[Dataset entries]
--- Begin ---
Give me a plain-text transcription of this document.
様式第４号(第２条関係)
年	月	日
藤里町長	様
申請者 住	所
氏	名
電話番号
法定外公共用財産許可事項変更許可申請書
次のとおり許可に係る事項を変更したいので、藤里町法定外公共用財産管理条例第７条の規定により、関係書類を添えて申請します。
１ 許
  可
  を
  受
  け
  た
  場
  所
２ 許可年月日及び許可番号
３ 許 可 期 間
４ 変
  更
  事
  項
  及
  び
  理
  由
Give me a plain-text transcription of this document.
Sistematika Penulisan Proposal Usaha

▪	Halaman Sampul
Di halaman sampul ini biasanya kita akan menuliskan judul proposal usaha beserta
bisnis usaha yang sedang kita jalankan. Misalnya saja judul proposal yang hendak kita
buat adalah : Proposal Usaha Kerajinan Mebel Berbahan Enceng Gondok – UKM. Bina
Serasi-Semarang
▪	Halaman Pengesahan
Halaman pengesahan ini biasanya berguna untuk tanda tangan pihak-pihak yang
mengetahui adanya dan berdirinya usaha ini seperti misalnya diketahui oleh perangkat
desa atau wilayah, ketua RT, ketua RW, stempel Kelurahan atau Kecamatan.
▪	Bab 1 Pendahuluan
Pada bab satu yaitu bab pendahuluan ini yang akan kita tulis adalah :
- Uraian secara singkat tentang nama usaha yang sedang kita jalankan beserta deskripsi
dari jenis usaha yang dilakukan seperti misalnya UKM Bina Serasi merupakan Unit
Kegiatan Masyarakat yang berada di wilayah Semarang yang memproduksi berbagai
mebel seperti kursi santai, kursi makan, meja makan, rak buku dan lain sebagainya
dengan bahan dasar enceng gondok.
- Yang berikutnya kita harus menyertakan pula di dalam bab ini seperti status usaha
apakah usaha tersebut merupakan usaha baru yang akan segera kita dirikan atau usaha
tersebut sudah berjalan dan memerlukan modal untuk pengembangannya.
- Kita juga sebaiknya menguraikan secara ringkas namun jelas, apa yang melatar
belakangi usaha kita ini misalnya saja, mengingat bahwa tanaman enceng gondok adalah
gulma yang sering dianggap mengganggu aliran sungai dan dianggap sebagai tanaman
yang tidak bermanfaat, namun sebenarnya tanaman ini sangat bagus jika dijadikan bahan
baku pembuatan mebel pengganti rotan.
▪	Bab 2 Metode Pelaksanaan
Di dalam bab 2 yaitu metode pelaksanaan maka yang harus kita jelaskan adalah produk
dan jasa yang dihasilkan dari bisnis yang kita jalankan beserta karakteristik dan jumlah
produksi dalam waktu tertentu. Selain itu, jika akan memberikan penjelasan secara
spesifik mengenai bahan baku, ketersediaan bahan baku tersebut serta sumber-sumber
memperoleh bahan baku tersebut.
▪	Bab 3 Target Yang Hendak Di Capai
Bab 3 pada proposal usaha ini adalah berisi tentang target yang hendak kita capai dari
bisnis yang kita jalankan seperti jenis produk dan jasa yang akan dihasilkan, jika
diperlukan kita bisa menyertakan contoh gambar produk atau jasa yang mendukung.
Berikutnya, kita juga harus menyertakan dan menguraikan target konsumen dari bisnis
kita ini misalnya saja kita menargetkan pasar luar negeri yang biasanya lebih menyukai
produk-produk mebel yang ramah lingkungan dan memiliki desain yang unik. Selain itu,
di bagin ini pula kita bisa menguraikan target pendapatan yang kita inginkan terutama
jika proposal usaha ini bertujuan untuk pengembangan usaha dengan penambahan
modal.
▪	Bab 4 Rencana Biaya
--- End ---
### Aim
Identify every line where the string "bisnis" appears.

### Written solution
bisnis usaha yang sedang kita jalankan. Misalnya saja judul proposal yang hendak kita
dan jasa yang dihasilkan dari bisnis yang kita jalankan beserta karakteristik dan jumlah
bisnis yang kita jalankan seperti jenis produk dan jasa yang akan dihasilkan, jika
Berikutnya, kita juga harus menyertakan dan menguraikan target konsumen dari bisnis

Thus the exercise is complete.